[The data]
>>>>
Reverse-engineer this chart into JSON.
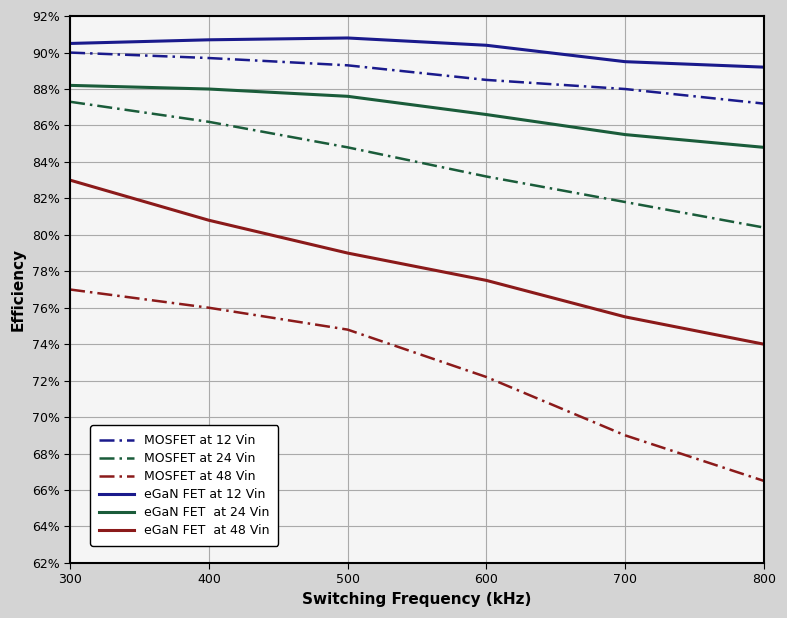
{
  "x": [
    300,
    400,
    500,
    600,
    700,
    800
  ],
  "mosfet_12vin": [
    90.0,
    89.7,
    89.3,
    88.5,
    88.0,
    87.2
  ],
  "mosfet_24vin": [
    87.3,
    86.2,
    84.8,
    83.2,
    81.8,
    80.4
  ],
  "mosfet_48vin": [
    77.0,
    76.0,
    74.8,
    72.2,
    69.0,
    66.5
  ],
  "egan_12vin": [
    90.5,
    90.7,
    90.8,
    90.4,
    89.5,
    89.2
  ],
  "egan_24vin": [
    88.2,
    88.0,
    87.6,
    86.6,
    85.5,
    84.8
  ],
  "egan_48vin": [
    83.0,
    80.8,
    79.0,
    77.5,
    75.5,
    74.0
  ],
  "mosfet_12_color": "#1a1a8c",
  "mosfet_24_color": "#1a5c3a",
  "mosfet_48_color": "#8B1a1a",
  "egan_12_color": "#1a1a8c",
  "egan_24_color": "#1a5c3a",
  "egan_48_color": "#8B1a1a",
  "xlabel": "Switching Frequency (kHz)",
  "ylabel": "Efficiency",
  "xlim": [
    300,
    800
  ],
  "ylim": [
    62,
    92
  ],
  "yticks": [
    62,
    64,
    66,
    68,
    70,
    72,
    74,
    76,
    78,
    80,
    82,
    84,
    86,
    88,
    90,
    92
  ],
  "xticks": [
    300,
    400,
    500,
    600,
    700,
    800
  ],
  "legend_labels": [
    "MOSFET at 12 Vin",
    "MOSFET at 24 Vin",
    "MOSFET at 48 Vin",
    "eGaN FET at 12 Vin",
    "eGaN FET  at 24 Vin",
    "eGaN FET  at 48 Vin"
  ],
  "plot_bg_color": "#f5f5f5",
  "fig_bg_color": "#d4d4d4",
  "grid_color": "#aaaaaa"
}
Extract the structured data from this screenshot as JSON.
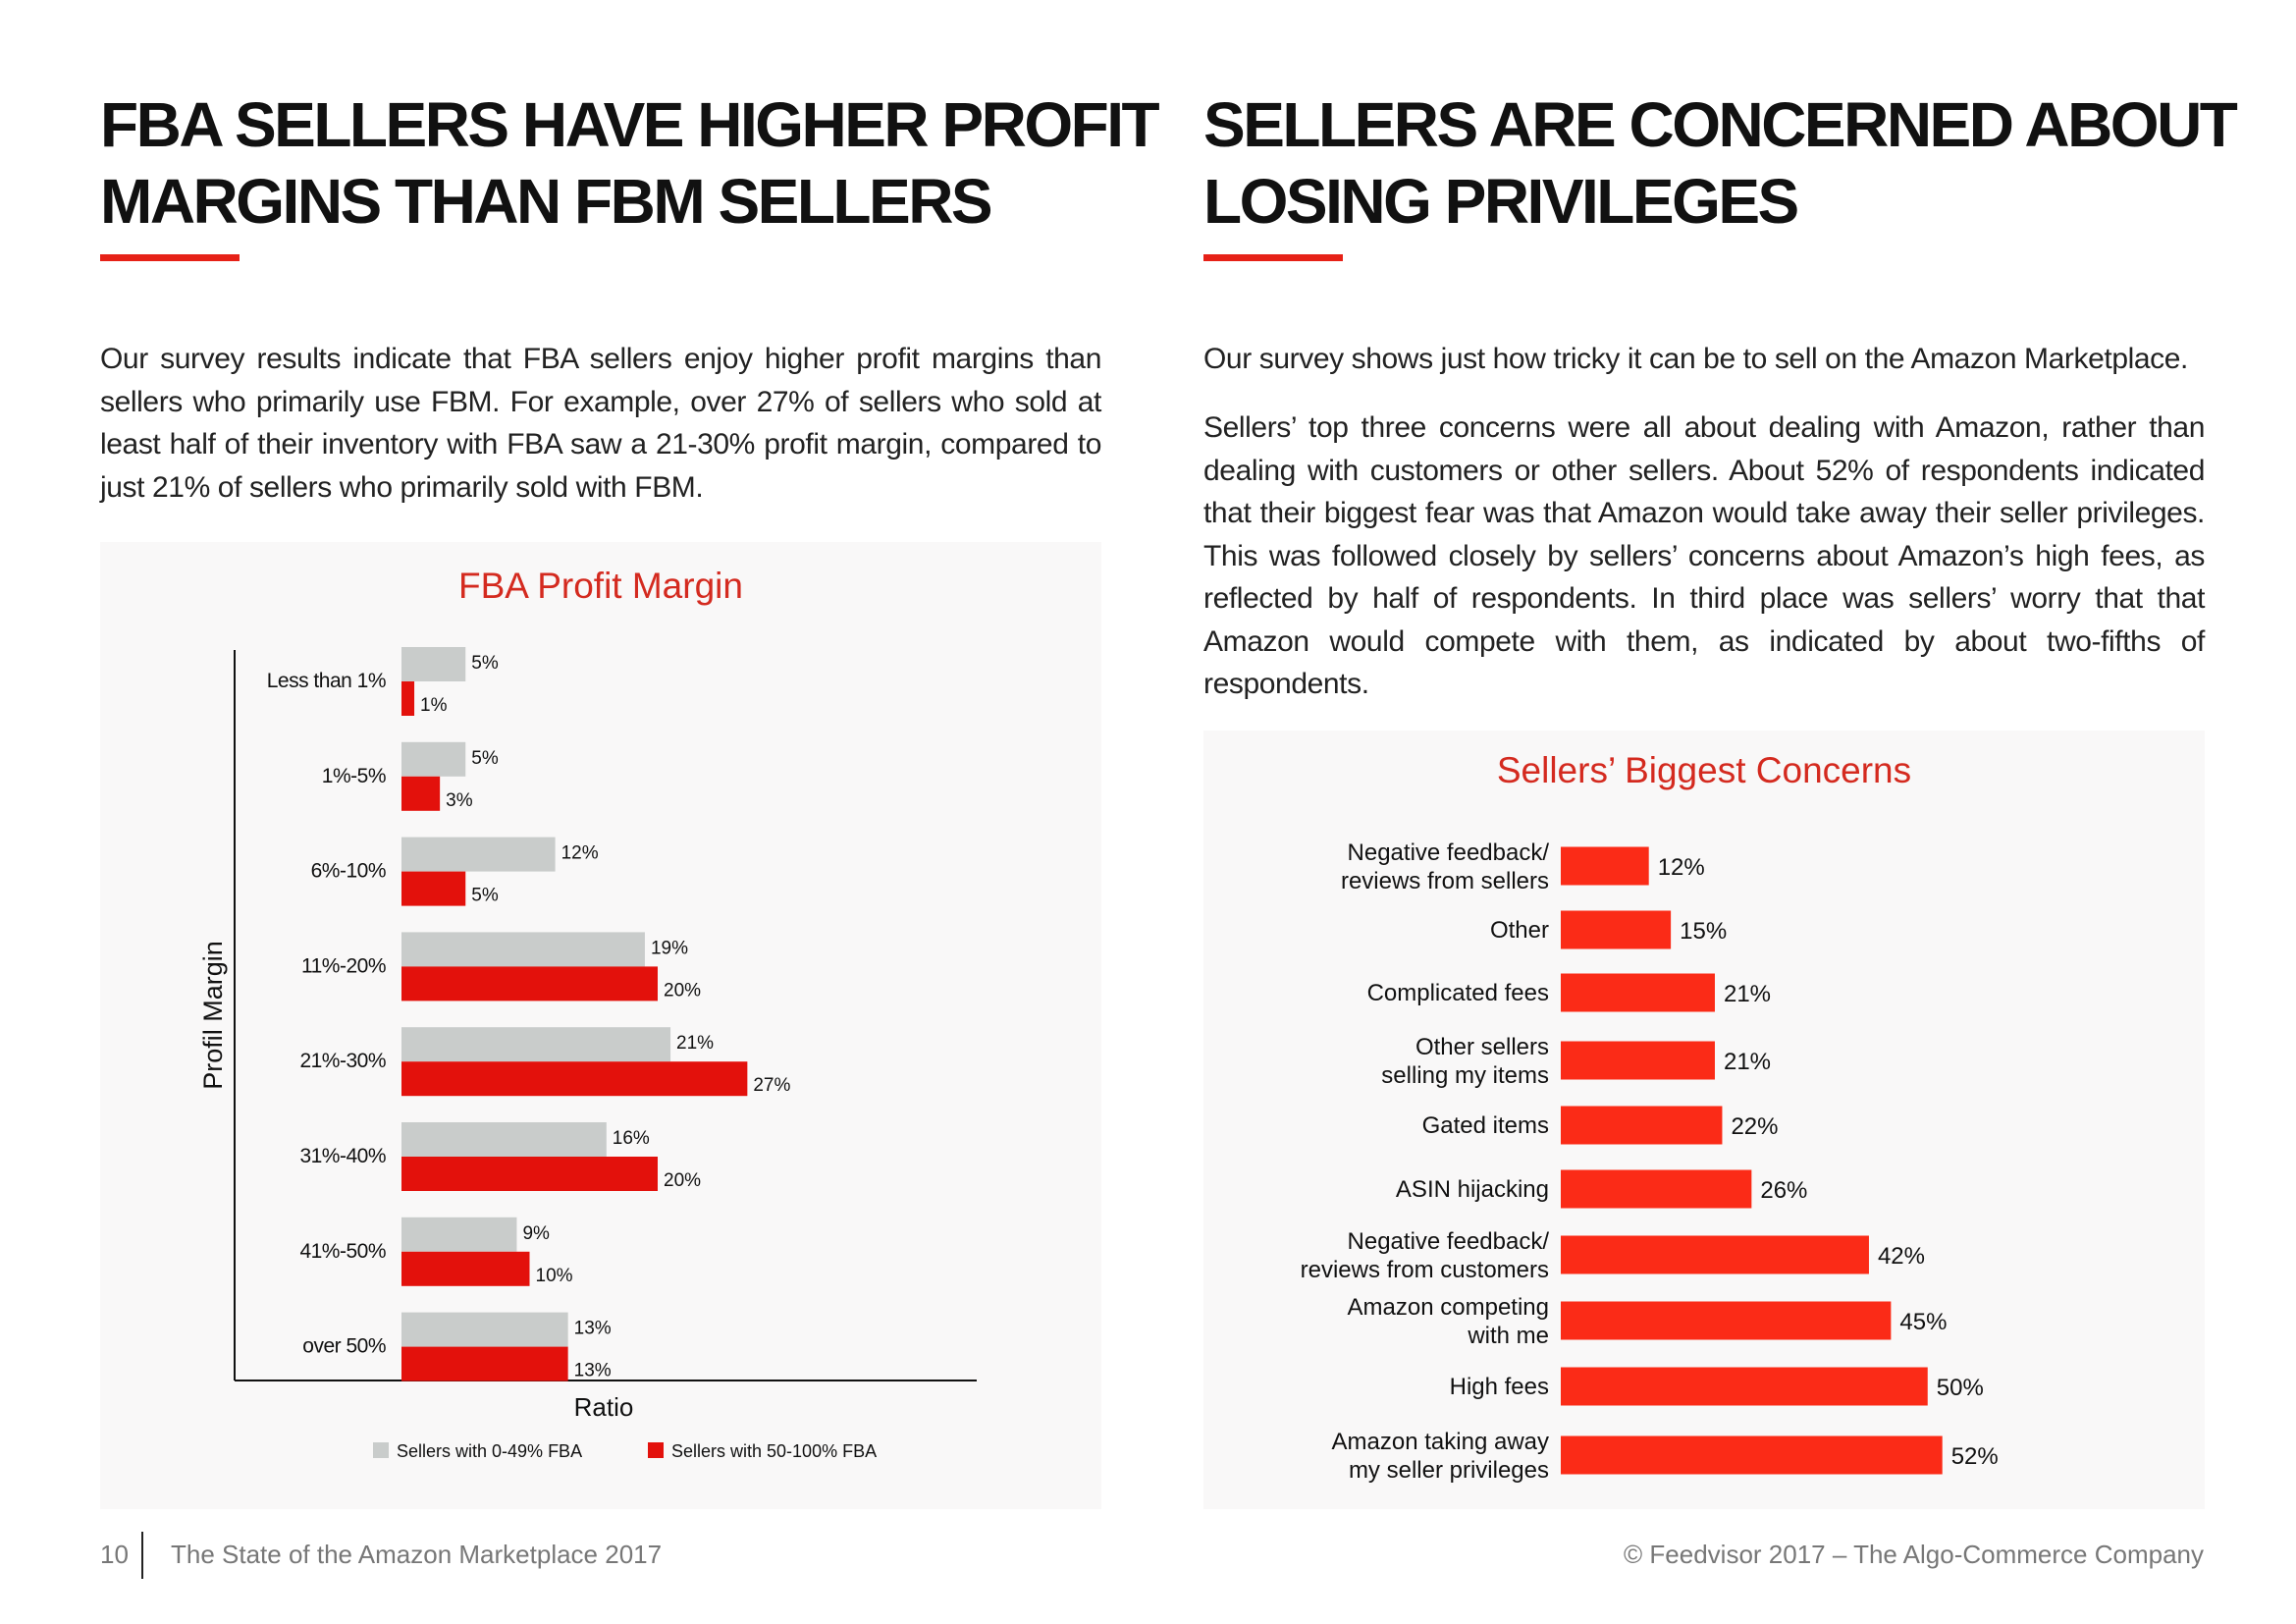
{
  "colors": {
    "accent": "#e62117",
    "bar_light": "#c9cccb",
    "bar_dark": "#e3110c",
    "concern_bar": "#fb2b17"
  },
  "left": {
    "title_lines": [
      "FBA SELLERS HAVE HIGHER PROFIT",
      "MARGINS THAN FBM SELLERS"
    ],
    "body": "Our survey results indicate that FBA sellers enjoy higher profit margins than sellers who primarily use FBM. For example, over 27% of sellers who sold at least half of their inventory with FBA saw a 21-30% profit margin, compared to just 21% of sellers who primarily sold with FBM."
  },
  "right": {
    "title_lines": [
      "SELLERS ARE CONCERNED ABOUT",
      "LOSING PRIVILEGES"
    ],
    "body1": "Our survey shows just how tricky it can be to sell on the Amazon Marketplace.",
    "body2": "Sellers’ top three concerns were all about dealing with Amazon, rather than dealing with customers or other sellers. About 52% of respondents indicated that their biggest fear was that Amazon would take away their seller privileges. This was followed closely by sellers’ concerns about Amazon’s high fees, as reflected by half of respondents. In third place was sellers’ worry that that Amazon would compete with them, as indicated by about two-fifths of respondents."
  },
  "chart_data": [
    {
      "type": "bar",
      "orientation": "horizontal",
      "title": "FBA Profit Margin",
      "xlabel": "Ratio",
      "ylabel": "Profil Margin",
      "categories": [
        "Less than 1%",
        "1%-5%",
        "6%-10%",
        "11%-20%",
        "21%-30%",
        "31%-40%",
        "41%-50%",
        "over 50%"
      ],
      "series": [
        {
          "name": "Sellers with 0-49% FBA",
          "values": [
            5,
            5,
            12,
            19,
            21,
            16,
            9,
            13
          ],
          "color": "#c9cccb"
        },
        {
          "name": "Sellers with 50-100% FBA",
          "values": [
            1,
            3,
            5,
            20,
            27,
            20,
            10,
            13
          ],
          "color": "#e3110c"
        }
      ],
      "value_suffix": "%",
      "legend": "bottom",
      "xlim": [
        0,
        30
      ]
    },
    {
      "type": "bar",
      "orientation": "horizontal",
      "title": "Sellers’ Biggest Concerns",
      "categories": [
        [
          "Negative feedback/",
          "reviews from sellers"
        ],
        [
          "Other"
        ],
        [
          "Complicated fees"
        ],
        [
          "Other sellers",
          "selling my items"
        ],
        [
          "Gated items"
        ],
        [
          "ASIN hijacking"
        ],
        [
          "Negative feedback/",
          "reviews from customers"
        ],
        [
          "Amazon competing",
          "with me"
        ],
        [
          "High fees"
        ],
        [
          "Amazon taking away",
          "my seller privileges"
        ]
      ],
      "values": [
        12,
        15,
        21,
        21,
        22,
        26,
        42,
        45,
        50,
        52
      ],
      "value_suffix": "%",
      "color": "#fb2b17",
      "xlim": [
        0,
        60
      ]
    }
  ],
  "footer": {
    "page_number": "10",
    "doc_title": "The State of the Amazon Marketplace 2017",
    "copyright": "© Feedvisor 2017 – The Algo-Commerce Company"
  }
}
<<<<
[The problem] Leave out the pictures and reproduce the rest of the listing exactly.

[Task output]
Reverse-engineer this chart into JSON.
{
  "x": [
    300,
    400,
    500,
    600,
    700,
    800
  ],
  "mosfet_12vin": [
    90.0,
    89.7,
    89.3,
    88.5,
    88.0,
    87.2
  ],
  "mosfet_24vin": [
    87.3,
    86.2,
    84.8,
    83.2,
    81.8,
    80.4
  ],
  "mosfet_48vin": [
    77.0,
    76.0,
    74.8,
    72.2,
    69.0,
    66.5
  ],
  "egan_12vin": [
    90.5,
    90.7,
    90.8,
    90.4,
    89.5,
    89.2
  ],
  "egan_24vin": [
    88.2,
    88.0,
    87.6,
    86.6,
    85.5,
    84.8
  ],
  "egan_48vin": [
    83.0,
    80.8,
    79.0,
    77.5,
    75.5,
    74.0
  ],
  "mosfet_12_color": "#1a1a8c",
  "mosfet_24_color": "#1a5c3a",
  "mosfet_48_color": "#8B1a1a",
  "egan_12_color": "#1a1a8c",
  "egan_24_color": "#1a5c3a",
  "egan_48_color": "#8B1a1a",
  "xlabel": "Switching Frequency (kHz)",
  "ylabel": "Efficiency",
  "xlim": [
    300,
    800
  ],
  "ylim": [
    62,
    92
  ],
  "yticks": [
    62,
    64,
    66,
    68,
    70,
    72,
    74,
    76,
    78,
    80,
    82,
    84,
    86,
    88,
    90,
    92
  ],
  "xticks": [
    300,
    400,
    500,
    600,
    700,
    800
  ],
  "legend_labels": [
    "MOSFET at 12 Vin",
    "MOSFET at 24 Vin",
    "MOSFET at 48 Vin",
    "eGaN FET at 12 Vin",
    "eGaN FET  at 24 Vin",
    "eGaN FET  at 48 Vin"
  ],
  "plot_bg_color": "#f5f5f5",
  "fig_bg_color": "#d4d4d4",
  "grid_color": "#aaaaaa"
}
Extract the structured data from this screenshot as JSON.
{
  "colors": {
    "accent": "#e62117",
    "bar_light": "#c9cccb",
    "bar_dark": "#e3110c",
    "concern_bar": "#fb2b17"
  },
  "left": {
    "title_lines": [
      "FBA SELLERS HAVE HIGHER PROFIT",
      "MARGINS THAN FBM SELLERS"
    ],
    "body": "Our survey results indicate that FBA sellers enjoy higher profit margins than sellers who primarily use FBM. For example, over 27% of sellers who sold at least half of their inventory with FBA saw a 21-30% profit margin, compared to just 21% of sellers who primarily sold with FBM."
  },
  "right": {
    "title_lines": [
      "SELLERS ARE CONCERNED ABOUT",
      "LOSING PRIVILEGES"
    ],
    "body1": "Our survey shows just how tricky it can be to sell on the Amazon Marketplace.",
    "body2": "Sellers’ top three concerns were all about dealing with Amazon, rather than dealing with customers or other sellers. About 52% of respondents indicated that their biggest fear was that Amazon would take away their seller privileges. This was followed closely by sellers’ concerns about Amazon’s high fees, as reflected by half of respondents. In third place was sellers’ worry that that Amazon would compete with them, as indicated by about two-fifths of respondents."
  },
  "chart_data": [
    {
      "type": "bar",
      "orientation": "horizontal",
      "title": "FBA Profit Margin",
      "xlabel": "Ratio",
      "ylabel": "Profil Margin",
      "categories": [
        "Less than 1%",
        "1%-5%",
        "6%-10%",
        "11%-20%",
        "21%-30%",
        "31%-40%",
        "41%-50%",
        "over 50%"
      ],
      "series": [
        {
          "name": "Sellers with 0-49% FBA",
          "values": [
            5,
            5,
            12,
            19,
            21,
            16,
            9,
            13
          ],
          "color": "#c9cccb"
        },
        {
          "name": "Sellers with 50-100% FBA",
          "values": [
            1,
            3,
            5,
            20,
            27,
            20,
            10,
            13
          ],
          "color": "#e3110c"
        }
      ],
      "value_suffix": "%",
      "legend": "bottom",
      "xlim": [
        0,
        30
      ]
    },
    {
      "type": "bar",
      "orientation": "horizontal",
      "title": "Sellers’ Biggest Concerns",
      "categories": [
        [
          "Negative feedback/",
          "reviews from sellers"
        ],
        [
          "Other"
        ],
        [
          "Complicated fees"
        ],
        [
          "Other sellers",
          "selling my items"
        ],
        [
          "Gated items"
        ],
        [
          "ASIN hijacking"
        ],
        [
          "Negative feedback/",
          "reviews from customers"
        ],
        [
          "Amazon competing",
          "with me"
        ],
        [
          "High fees"
        ],
        [
          "Amazon taking away",
          "my seller privileges"
        ]
      ],
      "values": [
        12,
        15,
        21,
        21,
        22,
        26,
        42,
        45,
        50,
        52
      ],
      "value_suffix": "%",
      "color": "#fb2b17",
      "xlim": [
        0,
        60
      ]
    }
  ],
  "footer": {
    "page_number": "10",
    "doc_title": "The State of the Amazon Marketplace 2017",
    "copyright": "© Feedvisor 2017 – The Algo-Commerce Company"
  }
}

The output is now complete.